◆ **The exercise**
Below are some records. Say in a single number how many of their lines include the word "героев".
****************
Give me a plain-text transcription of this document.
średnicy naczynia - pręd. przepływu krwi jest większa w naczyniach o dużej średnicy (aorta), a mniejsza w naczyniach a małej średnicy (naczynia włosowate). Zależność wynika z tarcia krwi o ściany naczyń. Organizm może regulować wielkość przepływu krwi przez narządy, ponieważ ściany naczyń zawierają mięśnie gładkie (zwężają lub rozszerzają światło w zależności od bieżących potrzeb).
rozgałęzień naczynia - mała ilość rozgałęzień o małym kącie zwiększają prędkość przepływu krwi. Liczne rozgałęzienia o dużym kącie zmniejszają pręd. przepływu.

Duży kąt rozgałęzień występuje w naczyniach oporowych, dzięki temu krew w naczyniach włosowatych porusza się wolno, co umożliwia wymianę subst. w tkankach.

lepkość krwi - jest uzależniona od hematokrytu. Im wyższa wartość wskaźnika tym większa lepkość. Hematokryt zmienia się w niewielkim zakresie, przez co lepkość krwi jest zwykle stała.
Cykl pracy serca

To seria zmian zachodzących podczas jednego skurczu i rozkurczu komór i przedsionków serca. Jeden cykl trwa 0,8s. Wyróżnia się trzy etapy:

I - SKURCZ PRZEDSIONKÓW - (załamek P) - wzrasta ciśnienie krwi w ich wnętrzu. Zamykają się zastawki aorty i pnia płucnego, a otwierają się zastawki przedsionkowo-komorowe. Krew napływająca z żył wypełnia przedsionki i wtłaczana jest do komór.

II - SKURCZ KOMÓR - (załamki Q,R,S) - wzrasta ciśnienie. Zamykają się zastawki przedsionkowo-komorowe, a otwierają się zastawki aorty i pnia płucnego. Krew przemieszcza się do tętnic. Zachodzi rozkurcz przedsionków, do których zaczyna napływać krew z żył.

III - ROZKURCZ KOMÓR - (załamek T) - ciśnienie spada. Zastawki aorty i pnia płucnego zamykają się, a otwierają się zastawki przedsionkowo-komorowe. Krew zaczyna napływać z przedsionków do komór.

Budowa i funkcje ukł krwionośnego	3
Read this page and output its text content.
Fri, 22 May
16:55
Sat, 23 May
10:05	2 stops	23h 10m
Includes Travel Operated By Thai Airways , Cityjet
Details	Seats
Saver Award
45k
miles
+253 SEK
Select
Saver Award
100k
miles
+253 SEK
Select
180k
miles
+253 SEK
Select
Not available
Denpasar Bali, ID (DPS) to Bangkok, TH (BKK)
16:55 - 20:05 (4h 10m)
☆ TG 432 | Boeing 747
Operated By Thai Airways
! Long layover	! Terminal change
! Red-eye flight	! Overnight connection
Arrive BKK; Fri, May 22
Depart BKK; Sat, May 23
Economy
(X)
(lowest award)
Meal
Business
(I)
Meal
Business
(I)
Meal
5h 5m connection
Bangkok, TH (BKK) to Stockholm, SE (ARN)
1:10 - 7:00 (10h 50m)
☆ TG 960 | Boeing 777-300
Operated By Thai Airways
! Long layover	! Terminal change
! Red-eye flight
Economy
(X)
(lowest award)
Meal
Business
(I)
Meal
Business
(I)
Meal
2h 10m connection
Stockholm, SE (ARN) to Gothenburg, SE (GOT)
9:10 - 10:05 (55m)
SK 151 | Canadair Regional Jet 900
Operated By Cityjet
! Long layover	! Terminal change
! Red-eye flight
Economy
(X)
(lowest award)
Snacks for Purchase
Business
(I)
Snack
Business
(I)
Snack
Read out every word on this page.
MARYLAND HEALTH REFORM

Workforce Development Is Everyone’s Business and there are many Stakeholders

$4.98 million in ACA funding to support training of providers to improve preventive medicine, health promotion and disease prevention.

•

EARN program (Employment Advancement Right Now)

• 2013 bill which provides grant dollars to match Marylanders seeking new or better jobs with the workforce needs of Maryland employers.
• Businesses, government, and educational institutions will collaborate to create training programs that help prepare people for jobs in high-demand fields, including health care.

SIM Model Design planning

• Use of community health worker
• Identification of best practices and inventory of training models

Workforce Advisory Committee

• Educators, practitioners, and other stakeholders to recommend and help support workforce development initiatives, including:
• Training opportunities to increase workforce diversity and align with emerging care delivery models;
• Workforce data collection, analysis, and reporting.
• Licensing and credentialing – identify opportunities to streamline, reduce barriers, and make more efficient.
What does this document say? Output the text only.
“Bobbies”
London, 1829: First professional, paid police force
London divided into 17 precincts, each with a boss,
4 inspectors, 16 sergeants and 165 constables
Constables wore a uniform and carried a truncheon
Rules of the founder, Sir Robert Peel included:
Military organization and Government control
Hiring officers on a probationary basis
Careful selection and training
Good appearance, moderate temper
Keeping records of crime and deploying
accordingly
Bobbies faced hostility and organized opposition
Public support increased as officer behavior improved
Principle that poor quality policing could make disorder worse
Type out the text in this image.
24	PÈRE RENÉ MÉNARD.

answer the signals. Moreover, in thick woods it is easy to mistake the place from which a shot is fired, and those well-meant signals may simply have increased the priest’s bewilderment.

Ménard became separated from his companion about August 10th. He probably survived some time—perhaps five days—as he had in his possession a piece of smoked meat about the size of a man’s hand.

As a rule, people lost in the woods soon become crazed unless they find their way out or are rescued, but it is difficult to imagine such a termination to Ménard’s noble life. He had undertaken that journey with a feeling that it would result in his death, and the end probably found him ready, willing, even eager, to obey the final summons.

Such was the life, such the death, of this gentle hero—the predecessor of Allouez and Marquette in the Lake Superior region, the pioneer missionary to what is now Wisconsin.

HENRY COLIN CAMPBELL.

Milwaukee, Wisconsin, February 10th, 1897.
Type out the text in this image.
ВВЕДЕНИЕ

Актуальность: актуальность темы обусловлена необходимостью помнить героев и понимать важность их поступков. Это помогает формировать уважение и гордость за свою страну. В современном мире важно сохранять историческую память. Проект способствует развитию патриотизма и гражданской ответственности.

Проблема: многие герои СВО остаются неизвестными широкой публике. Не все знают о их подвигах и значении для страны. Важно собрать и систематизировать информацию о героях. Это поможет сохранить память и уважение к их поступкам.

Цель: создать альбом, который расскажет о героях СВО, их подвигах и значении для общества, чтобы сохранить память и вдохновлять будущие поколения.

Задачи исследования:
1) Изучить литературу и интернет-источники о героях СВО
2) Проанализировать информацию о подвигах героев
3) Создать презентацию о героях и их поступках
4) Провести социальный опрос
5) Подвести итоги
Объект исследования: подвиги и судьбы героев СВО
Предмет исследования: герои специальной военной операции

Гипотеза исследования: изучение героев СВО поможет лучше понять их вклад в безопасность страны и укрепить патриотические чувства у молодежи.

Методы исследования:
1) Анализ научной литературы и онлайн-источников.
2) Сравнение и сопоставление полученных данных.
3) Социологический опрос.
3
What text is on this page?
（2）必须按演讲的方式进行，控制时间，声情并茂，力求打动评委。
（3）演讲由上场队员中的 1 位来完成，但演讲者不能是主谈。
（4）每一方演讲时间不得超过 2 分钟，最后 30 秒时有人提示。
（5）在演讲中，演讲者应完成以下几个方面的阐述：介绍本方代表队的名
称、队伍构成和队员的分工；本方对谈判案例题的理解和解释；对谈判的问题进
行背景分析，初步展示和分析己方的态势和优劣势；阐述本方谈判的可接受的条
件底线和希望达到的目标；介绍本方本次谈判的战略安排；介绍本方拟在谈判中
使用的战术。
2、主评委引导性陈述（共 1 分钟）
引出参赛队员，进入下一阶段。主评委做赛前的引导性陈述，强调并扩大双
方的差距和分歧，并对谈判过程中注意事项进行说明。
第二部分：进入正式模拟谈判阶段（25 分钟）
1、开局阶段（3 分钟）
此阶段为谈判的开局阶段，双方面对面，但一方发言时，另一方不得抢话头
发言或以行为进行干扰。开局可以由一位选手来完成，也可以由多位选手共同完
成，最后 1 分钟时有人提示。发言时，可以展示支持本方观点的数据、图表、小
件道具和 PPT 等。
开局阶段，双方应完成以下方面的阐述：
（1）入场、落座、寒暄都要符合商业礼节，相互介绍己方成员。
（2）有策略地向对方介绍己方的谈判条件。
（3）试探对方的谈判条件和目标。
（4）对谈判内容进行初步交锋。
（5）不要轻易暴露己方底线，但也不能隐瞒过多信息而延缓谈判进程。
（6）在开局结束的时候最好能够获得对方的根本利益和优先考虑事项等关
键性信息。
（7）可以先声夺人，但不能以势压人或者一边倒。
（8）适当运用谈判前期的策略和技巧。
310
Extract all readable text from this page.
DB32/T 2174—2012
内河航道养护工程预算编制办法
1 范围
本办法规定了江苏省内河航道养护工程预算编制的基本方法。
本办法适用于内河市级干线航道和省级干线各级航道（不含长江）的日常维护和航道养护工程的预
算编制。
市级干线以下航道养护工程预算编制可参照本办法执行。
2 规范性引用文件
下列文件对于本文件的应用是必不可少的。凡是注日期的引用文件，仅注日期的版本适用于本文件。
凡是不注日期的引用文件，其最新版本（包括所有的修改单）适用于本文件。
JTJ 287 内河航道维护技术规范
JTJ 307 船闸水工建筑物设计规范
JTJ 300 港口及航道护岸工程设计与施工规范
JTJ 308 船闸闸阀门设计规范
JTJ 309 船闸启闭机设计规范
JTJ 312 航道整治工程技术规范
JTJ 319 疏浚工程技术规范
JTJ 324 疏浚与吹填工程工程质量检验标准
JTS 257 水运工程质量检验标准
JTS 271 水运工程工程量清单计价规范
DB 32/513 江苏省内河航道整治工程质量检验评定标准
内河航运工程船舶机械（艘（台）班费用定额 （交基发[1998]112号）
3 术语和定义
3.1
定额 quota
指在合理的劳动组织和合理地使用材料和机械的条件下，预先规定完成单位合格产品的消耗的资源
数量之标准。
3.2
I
****************
◆ **Answer to the exercise**
4